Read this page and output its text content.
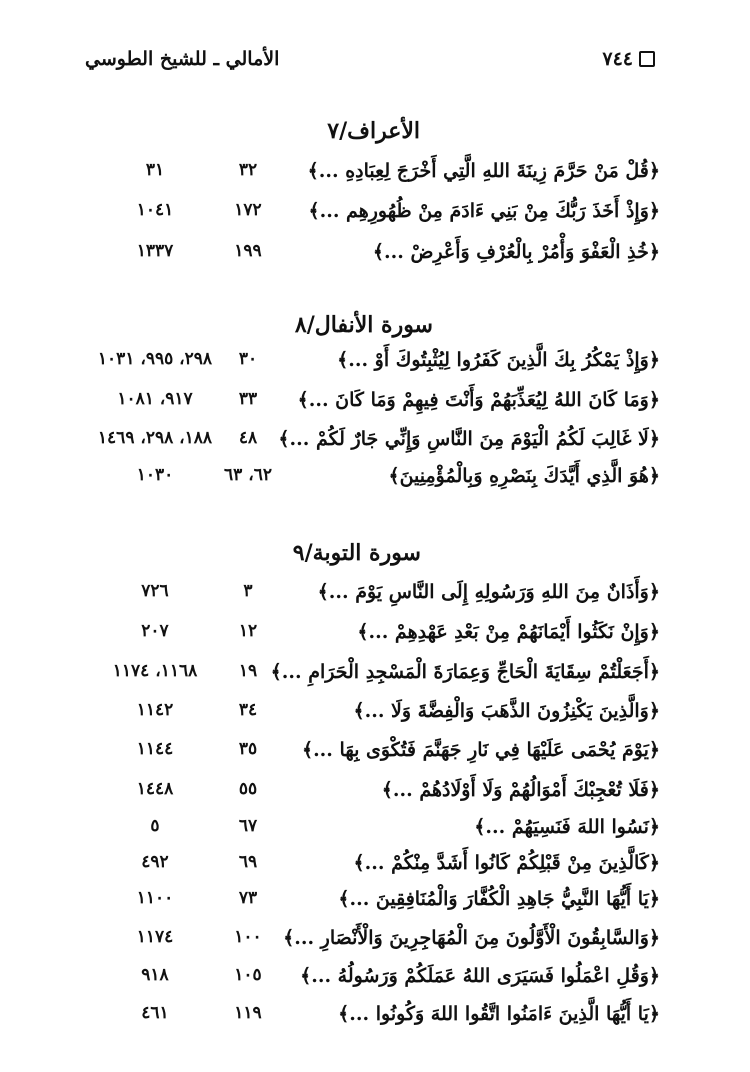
٧٤٤
الأمالي ـ للشيخ الطوسي
الأعراف/٧
﴿قُلْ مَنْ حَرَّمَ زِينَةَ اللهِ الَّتِي أَخْرَجَ لِعِبَادِهِ ...﴾
٣٢
٣١
﴿وَإِذْ أَخَذَ رَبُّكَ مِنْ بَنِي ءَادَمَ مِنْ ظُهُورِهِم ...﴾
١٧٢
١٠٤١
﴿خُذِ الْعَفْوَ وَأْمُرْ بِالْعُرْفِ وَأَعْرِضْ ...﴾
١٩٩
١٣٣٧
سورة الأنفال/٨
﴿وَإِذْ يَمْكُرُ بِكَ الَّذِينَ كَفَرُوا لِيُثْبِتُوكَ أَوْ ...﴾
٣٠
٢٩٨، ٩٩٥، ١٠٣١
﴿وَمَا كَانَ اللهُ لِيُعَذِّبَهُمْ وَأَنْتَ فِيهِمْ وَمَا كَانَ ...﴾
٣٣
٩١٧، ١٠٨١
﴿لَا غَالِبَ لَكُمُ الْيَوْمَ مِنَ النَّاسِ وَإِنِّي جَارٌ لَكُمْ ...﴾
٤٨
١٨٨، ٢٩٨، ١٤٦٩
﴿هُوَ الَّذِي أَيَّدَكَ بِنَصْرِهِ وَبِالْمُؤْمِنِينَ﴾
٦٢، ٦٣
١٠٣٠
سورة التوبة/٩
﴿وَأَذَانٌ مِنَ اللهِ وَرَسُولِهِ إِلَى النَّاسِ يَوْمَ ...﴾
٣
٧٢٦
﴿وَإِنْ نَكَثُوا أَيْمَانَهُمْ مِنْ بَعْدِ عَهْدِهِمْ ...﴾
١٢
٢٠٧
﴿أَجَعَلْتُمْ سِقَايَةَ الْحَاجِّ وَعِمَارَةَ الْمَسْجِدِ الْحَرَامِ ...﴾
١٩
١١٦٨، ١١٧٤
﴿وَالَّذِينَ يَكْنِزُونَ الذَّهَبَ وَالْفِضَّةَ وَلَا ...﴾
٣٤
١١٤٢
﴿يَوْمَ يُحْمَى عَلَيْهَا فِي نَارِ جَهَنَّمَ فَتُكْوَى بِهَا ...﴾
٣٥
١١٤٤
﴿فَلَا تُعْجِبْكَ أَمْوَالُهُمْ وَلَا أَوْلَادُهُمْ ...﴾
٥٥
١٤٤٨
﴿نَسُوا اللهَ فَنَسِيَهُمْ ...﴾
٦٧
٥
﴿كَالَّذِينَ مِنْ قَبْلِكُمْ كَانُوا أَشَدَّ مِنْكُمْ ...﴾
٦٩
٤٩٢
﴿يَا أَيُّهَا النَّبِيُّ جَاهِدِ الْكُفَّارَ وَالْمُنَافِقِينَ ...﴾
٧٣
١١٠٠
﴿وَالسَّابِقُونَ الْأَوَّلُونَ مِنَ الْمُهَاجِرِينَ وَالْأَنْصَارِ ...﴾
١٠٠
١١٧٤
﴿وَقُلِ اعْمَلُوا فَسَيَرَى اللهُ عَمَلَكُمْ وَرَسُولُهُ ...﴾
١٠٥
٩١٨
﴿يَا أَيُّهَا الَّذِينَ ءَامَنُوا اتَّقُوا اللهَ وَكُونُوا ...﴾
١١٩
٤٦١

++++

PROBLEM TO WORK ON: Omit all pictures while transcribing the entries verbatim.

OUTPUT:
Read this page and output its text content.
٧٤٤
الأمالي ـ للشيخ الطوسي
الأعراف/٧
﴿قُلْ مَنْ حَرَّمَ زِينَةَ اللهِ الَّتِي أَخْرَجَ لِعِبَادِهِ ...﴾
٣٢
٣١
﴿وَإِذْ أَخَذَ رَبُّكَ مِنْ بَنِي ءَادَمَ مِنْ ظُهُورِهِم ...﴾
١٧٢
١٠٤١
﴿خُذِ الْعَفْوَ وَأْمُرْ بِالْعُرْفِ وَأَعْرِضْ ...﴾
١٩٩
١٣٣٧
سورة الأنفال/٨
﴿وَإِذْ يَمْكُرُ بِكَ الَّذِينَ كَفَرُوا لِيُثْبِتُوكَ أَوْ ...﴾
٣٠
٢٩٨، ٩٩٥، ١٠٣١
﴿وَمَا كَانَ اللهُ لِيُعَذِّبَهُمْ وَأَنْتَ فِيهِمْ وَمَا كَانَ ...﴾
٣٣
٩١٧، ١٠٨١
﴿لَا غَالِبَ لَكُمُ الْيَوْمَ مِنَ النَّاسِ وَإِنِّي جَارٌ لَكُمْ ...﴾
٤٨
١٨٨، ٢٩٨، ١٤٦٩
﴿هُوَ الَّذِي أَيَّدَكَ بِنَصْرِهِ وَبِالْمُؤْمِنِينَ﴾
٦٢، ٦٣
١٠٣٠
سورة التوبة/٩
﴿وَأَذَانٌ مِنَ اللهِ وَرَسُولِهِ إِلَى النَّاسِ يَوْمَ ...﴾
٣
٧٢٦
﴿وَإِنْ نَكَثُوا أَيْمَانَهُمْ مِنْ بَعْدِ عَهْدِهِمْ ...﴾
١٢
٢٠٧
﴿أَجَعَلْتُمْ سِقَايَةَ الْحَاجِّ وَعِمَارَةَ الْمَسْجِدِ الْحَرَامِ ...﴾
١٩
١١٦٨، ١١٧٤
﴿وَالَّذِينَ يَكْنِزُونَ الذَّهَبَ وَالْفِضَّةَ وَلَا ...﴾
٣٤
١١٤٢
﴿يَوْمَ يُحْمَى عَلَيْهَا فِي نَارِ جَهَنَّمَ فَتُكْوَى بِهَا ...﴾
٣٥
١١٤٤
﴿فَلَا تُعْجِبْكَ أَمْوَالُهُمْ وَلَا أَوْلَادُهُمْ ...﴾
٥٥
١٤٤٨
﴿نَسُوا اللهَ فَنَسِيَهُمْ ...﴾
٦٧
٥
﴿كَالَّذِينَ مِنْ قَبْلِكُمْ كَانُوا أَشَدَّ مِنْكُمْ ...﴾
٦٩
٤٩٢
﴿يَا أَيُّهَا النَّبِيُّ جَاهِدِ الْكُفَّارَ وَالْمُنَافِقِينَ ...﴾
٧٣
١١٠٠
﴿وَالسَّابِقُونَ الْأَوَّلُونَ مِنَ الْمُهَاجِرِينَ وَالْأَنْصَارِ ...﴾
١٠٠
١١٧٤
﴿وَقُلِ اعْمَلُوا فَسَيَرَى اللهُ عَمَلَكُمْ وَرَسُولُهُ ...﴾
١٠٥
٩١٨
﴿يَا أَيُّهَا الَّذِينَ ءَامَنُوا اتَّقُوا اللهَ وَكُونُوا ...﴾
١١٩
٤٦١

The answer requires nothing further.